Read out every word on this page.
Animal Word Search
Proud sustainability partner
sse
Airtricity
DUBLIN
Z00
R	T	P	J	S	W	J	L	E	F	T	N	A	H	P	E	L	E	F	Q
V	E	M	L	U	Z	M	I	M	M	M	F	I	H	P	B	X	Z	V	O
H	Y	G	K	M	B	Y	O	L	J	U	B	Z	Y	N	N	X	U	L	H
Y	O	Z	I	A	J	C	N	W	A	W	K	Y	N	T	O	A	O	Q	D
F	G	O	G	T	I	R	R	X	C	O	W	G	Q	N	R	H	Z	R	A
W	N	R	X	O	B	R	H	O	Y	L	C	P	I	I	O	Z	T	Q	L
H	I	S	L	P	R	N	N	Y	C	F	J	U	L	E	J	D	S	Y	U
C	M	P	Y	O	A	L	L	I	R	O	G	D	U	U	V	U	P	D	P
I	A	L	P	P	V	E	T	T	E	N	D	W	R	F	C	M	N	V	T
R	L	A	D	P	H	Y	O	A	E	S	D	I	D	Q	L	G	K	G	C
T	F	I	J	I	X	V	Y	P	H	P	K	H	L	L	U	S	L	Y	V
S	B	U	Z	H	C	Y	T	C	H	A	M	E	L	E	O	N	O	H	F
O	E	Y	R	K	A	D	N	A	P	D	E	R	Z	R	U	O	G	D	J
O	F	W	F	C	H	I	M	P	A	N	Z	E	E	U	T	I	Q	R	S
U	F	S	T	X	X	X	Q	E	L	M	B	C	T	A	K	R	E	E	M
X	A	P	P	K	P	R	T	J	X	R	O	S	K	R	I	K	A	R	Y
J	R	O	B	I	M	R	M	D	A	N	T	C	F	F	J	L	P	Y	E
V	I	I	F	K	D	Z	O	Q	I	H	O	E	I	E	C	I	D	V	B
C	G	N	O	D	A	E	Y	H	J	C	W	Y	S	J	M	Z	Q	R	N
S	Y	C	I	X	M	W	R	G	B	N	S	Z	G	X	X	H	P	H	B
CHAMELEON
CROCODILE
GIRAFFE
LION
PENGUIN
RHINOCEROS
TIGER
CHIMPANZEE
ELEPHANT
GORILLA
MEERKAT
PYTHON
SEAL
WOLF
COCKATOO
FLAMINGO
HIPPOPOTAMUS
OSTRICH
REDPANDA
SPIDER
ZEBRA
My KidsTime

___

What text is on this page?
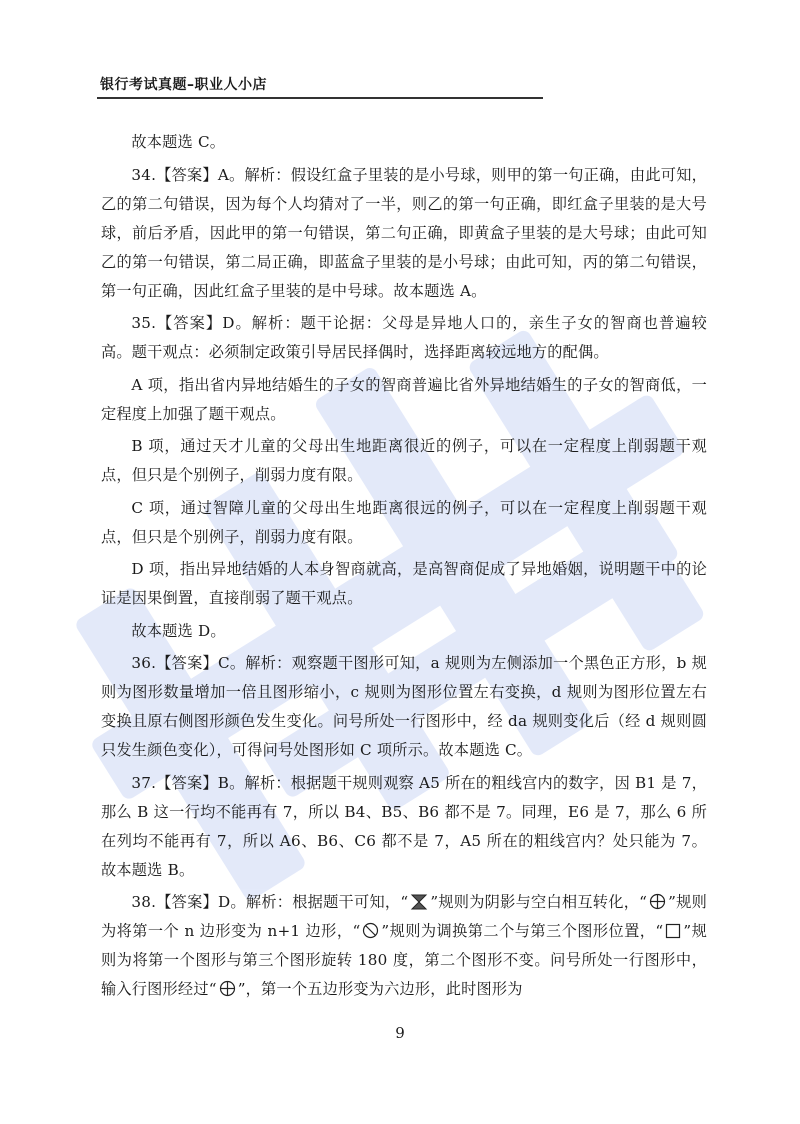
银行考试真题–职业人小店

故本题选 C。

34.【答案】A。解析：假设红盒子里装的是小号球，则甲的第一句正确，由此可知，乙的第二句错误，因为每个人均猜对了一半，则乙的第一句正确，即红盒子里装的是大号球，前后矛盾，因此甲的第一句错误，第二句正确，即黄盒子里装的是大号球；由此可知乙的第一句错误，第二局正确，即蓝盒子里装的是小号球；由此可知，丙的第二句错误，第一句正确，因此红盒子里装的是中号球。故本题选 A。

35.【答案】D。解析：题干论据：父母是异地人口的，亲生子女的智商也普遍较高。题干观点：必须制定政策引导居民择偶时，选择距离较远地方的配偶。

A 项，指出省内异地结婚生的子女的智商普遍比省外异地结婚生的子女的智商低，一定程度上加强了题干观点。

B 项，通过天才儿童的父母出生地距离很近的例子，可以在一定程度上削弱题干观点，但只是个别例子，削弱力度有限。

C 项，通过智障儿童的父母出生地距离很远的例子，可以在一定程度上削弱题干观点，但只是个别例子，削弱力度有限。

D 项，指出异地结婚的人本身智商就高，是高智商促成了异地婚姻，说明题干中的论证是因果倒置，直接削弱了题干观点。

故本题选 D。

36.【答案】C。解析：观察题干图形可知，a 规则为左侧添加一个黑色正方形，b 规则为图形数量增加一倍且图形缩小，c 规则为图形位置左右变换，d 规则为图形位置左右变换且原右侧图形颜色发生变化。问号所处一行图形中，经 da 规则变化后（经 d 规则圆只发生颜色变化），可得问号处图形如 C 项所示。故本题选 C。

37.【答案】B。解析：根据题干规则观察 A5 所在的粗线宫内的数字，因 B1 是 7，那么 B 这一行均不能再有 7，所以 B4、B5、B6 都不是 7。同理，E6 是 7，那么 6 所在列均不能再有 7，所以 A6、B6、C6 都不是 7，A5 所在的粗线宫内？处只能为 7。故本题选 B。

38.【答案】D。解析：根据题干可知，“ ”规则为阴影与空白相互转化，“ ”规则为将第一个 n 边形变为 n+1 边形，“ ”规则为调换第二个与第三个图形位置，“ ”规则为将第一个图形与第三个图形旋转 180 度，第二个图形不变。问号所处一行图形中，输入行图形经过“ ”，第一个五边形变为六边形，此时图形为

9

___

Stated task:
Above are lines of data; state how many of them contain the word "削弱力度有限", with no other output.

Result of this exercise:
2